§ **WORK INSTRUCTIONS**
For the listing below, give the number of lines in which "niveles" occurs. Add nothing.

§ **DATA FOR THE TASK**
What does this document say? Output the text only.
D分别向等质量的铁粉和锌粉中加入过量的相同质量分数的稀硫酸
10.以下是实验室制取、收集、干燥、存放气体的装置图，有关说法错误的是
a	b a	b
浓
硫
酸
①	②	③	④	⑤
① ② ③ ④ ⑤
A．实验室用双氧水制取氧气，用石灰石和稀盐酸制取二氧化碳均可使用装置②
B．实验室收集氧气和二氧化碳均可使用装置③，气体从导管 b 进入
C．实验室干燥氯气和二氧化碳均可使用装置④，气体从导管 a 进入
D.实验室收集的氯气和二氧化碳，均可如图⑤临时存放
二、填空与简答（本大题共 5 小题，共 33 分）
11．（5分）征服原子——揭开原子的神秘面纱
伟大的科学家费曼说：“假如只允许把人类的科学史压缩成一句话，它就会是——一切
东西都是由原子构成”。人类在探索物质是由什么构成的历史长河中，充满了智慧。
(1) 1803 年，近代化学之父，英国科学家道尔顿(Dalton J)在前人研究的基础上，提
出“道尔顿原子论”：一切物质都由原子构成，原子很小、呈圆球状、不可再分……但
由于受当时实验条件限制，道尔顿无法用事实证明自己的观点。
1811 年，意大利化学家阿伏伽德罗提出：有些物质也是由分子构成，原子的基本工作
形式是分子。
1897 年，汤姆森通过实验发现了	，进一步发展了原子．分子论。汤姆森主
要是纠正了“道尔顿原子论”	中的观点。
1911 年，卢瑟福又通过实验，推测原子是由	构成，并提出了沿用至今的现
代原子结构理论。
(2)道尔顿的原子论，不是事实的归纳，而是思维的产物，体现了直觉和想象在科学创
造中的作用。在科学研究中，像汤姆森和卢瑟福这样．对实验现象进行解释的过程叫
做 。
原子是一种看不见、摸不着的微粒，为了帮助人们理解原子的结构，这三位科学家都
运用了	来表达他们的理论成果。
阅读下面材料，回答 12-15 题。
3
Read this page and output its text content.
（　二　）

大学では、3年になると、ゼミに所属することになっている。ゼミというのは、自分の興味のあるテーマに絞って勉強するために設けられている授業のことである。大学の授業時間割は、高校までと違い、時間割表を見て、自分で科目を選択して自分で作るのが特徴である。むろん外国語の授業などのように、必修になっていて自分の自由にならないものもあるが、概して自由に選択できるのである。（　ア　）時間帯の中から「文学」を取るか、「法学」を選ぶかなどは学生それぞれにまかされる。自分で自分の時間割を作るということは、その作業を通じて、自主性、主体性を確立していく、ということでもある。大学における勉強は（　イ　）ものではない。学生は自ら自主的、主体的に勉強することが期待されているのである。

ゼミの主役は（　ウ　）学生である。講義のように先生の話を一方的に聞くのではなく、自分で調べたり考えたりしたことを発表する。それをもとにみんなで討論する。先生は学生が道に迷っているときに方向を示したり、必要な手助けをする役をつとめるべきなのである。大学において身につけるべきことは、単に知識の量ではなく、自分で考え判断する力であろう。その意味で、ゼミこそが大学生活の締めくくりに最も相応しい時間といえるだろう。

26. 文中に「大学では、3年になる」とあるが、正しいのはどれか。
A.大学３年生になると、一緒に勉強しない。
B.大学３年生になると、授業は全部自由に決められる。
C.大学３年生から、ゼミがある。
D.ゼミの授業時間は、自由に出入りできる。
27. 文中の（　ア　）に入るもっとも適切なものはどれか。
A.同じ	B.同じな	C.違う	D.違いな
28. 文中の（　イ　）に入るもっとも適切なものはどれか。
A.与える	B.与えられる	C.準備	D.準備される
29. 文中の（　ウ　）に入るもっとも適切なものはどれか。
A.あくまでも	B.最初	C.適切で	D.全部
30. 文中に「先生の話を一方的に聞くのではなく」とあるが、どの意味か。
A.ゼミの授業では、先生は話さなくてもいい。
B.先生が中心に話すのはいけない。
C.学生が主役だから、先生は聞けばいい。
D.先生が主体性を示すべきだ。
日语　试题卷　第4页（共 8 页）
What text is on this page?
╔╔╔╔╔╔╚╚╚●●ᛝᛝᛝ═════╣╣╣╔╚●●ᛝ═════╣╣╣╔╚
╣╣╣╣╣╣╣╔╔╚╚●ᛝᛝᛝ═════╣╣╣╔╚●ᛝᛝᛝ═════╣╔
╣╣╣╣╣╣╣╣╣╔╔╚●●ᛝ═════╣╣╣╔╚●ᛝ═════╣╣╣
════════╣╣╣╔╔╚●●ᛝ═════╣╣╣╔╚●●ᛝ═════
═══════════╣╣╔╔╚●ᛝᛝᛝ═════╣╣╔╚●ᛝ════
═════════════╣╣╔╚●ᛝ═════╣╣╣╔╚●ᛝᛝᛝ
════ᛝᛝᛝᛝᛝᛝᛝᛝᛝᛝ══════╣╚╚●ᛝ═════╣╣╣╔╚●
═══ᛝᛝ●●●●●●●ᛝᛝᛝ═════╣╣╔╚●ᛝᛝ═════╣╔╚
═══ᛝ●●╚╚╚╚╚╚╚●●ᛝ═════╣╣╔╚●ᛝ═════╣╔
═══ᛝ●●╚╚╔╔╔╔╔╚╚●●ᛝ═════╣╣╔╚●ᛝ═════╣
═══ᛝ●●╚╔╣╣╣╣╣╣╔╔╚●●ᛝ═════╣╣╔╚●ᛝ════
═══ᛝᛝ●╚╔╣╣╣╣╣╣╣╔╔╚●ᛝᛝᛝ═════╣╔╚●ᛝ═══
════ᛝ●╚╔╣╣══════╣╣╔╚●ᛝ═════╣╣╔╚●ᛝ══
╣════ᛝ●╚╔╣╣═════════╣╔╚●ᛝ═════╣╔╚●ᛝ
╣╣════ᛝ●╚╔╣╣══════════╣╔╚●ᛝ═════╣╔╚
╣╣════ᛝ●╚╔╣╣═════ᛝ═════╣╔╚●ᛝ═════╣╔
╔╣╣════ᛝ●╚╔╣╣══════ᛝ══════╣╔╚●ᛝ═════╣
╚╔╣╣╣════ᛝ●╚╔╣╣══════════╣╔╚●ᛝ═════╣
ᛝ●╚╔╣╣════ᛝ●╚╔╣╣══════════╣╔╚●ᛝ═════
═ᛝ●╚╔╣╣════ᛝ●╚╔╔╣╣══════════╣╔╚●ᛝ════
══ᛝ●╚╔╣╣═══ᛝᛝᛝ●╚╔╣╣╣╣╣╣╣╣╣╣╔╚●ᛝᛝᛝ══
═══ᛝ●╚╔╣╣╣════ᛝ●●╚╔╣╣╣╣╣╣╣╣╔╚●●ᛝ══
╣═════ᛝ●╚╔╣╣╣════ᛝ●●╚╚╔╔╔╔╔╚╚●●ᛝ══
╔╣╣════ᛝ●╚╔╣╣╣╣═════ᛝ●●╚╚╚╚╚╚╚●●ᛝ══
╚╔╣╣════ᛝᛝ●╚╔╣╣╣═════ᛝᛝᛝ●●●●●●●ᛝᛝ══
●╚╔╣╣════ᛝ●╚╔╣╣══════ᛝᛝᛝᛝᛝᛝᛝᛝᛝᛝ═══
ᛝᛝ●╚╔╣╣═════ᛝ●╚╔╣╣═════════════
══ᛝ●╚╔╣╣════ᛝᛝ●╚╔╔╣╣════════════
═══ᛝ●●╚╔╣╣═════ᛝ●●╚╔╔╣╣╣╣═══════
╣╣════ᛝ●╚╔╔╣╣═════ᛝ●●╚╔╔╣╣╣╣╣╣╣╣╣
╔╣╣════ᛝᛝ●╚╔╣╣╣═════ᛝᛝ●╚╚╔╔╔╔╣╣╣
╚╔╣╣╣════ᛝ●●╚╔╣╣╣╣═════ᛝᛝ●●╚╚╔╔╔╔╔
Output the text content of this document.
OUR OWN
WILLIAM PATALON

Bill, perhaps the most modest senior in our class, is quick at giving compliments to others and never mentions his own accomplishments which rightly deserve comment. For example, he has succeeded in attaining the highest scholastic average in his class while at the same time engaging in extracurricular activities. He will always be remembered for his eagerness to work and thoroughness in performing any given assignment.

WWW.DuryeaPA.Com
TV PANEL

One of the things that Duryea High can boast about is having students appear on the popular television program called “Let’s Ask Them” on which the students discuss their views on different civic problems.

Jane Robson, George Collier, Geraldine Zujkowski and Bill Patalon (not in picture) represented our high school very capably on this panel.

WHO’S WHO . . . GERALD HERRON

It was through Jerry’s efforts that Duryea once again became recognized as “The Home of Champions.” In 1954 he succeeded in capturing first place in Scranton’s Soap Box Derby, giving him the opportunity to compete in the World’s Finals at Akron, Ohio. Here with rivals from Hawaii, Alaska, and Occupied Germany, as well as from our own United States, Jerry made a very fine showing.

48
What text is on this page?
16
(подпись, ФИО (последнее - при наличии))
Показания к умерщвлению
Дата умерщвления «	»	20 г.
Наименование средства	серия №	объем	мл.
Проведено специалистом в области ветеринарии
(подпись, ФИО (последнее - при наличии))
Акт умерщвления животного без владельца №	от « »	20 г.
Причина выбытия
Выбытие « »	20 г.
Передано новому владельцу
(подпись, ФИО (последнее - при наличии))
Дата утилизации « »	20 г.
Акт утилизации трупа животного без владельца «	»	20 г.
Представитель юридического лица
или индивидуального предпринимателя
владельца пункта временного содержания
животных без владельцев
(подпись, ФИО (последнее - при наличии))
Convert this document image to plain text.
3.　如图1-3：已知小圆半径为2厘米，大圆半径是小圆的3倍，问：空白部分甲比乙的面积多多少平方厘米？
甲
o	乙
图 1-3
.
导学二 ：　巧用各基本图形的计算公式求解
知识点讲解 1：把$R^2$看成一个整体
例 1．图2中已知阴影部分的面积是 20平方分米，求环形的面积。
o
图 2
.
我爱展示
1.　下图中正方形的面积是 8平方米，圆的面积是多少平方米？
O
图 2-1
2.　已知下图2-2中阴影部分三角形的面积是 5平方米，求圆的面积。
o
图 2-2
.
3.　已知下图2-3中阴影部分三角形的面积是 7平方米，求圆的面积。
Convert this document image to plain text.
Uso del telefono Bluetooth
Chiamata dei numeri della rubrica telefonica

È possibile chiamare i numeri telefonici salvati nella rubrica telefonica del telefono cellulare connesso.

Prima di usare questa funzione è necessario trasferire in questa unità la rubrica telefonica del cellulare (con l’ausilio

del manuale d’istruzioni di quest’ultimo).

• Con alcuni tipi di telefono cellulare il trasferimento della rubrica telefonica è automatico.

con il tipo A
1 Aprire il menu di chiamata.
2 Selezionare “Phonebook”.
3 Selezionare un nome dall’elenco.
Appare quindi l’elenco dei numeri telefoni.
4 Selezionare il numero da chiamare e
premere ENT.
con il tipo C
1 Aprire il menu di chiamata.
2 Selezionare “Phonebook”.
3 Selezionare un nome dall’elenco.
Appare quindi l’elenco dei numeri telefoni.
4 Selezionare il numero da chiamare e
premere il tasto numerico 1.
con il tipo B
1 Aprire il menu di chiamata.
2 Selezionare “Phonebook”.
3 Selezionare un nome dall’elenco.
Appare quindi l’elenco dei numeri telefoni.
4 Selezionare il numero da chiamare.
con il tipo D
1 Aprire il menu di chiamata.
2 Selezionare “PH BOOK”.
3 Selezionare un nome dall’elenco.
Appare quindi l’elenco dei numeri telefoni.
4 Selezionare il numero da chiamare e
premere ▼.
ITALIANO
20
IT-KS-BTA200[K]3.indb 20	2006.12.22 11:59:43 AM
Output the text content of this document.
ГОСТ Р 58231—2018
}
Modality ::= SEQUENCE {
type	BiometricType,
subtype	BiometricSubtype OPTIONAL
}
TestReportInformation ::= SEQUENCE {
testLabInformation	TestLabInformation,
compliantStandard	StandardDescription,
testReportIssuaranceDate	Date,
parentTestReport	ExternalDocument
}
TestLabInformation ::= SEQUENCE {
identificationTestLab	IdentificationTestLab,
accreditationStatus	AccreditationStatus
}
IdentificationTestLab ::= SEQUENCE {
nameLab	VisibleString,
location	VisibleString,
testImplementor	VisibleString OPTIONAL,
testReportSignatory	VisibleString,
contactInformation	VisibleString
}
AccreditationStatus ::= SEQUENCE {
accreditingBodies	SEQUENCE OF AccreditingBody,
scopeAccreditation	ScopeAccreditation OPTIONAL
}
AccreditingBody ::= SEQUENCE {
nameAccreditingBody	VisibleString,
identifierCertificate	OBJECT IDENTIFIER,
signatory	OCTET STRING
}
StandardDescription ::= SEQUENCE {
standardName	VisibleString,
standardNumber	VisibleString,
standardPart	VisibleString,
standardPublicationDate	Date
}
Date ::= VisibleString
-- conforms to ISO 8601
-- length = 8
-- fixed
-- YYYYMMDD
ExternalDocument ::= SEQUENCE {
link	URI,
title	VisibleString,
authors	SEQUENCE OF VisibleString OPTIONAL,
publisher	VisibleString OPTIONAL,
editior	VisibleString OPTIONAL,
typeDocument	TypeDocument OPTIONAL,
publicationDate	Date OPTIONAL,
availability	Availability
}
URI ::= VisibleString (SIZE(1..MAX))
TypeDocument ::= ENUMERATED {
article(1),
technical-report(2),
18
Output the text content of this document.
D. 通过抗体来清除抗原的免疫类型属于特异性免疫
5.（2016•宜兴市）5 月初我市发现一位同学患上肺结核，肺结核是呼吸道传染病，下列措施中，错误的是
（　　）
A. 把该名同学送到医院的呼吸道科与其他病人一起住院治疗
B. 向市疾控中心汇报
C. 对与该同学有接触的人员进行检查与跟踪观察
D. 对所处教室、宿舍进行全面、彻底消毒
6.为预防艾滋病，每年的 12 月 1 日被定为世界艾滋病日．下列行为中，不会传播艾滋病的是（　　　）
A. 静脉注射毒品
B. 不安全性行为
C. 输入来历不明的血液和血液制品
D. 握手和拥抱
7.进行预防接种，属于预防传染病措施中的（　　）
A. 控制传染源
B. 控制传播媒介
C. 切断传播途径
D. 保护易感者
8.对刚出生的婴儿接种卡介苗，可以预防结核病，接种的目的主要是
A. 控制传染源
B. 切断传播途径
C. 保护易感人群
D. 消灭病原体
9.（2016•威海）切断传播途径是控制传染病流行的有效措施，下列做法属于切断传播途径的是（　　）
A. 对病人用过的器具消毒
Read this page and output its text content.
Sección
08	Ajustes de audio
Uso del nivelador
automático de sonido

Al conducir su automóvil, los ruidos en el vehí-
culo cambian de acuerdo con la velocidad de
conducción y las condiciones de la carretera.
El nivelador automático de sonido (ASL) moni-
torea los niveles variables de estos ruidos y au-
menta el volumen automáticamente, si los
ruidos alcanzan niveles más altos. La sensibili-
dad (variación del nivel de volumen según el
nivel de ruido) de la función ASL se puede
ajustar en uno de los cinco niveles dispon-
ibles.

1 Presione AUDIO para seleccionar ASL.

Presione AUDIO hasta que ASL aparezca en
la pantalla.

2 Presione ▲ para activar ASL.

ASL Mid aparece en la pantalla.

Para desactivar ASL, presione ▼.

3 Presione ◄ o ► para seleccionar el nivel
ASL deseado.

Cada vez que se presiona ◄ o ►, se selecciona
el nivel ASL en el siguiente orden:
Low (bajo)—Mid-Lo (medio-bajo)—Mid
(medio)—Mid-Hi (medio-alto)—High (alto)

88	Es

§ **FULL SOLUTION**
3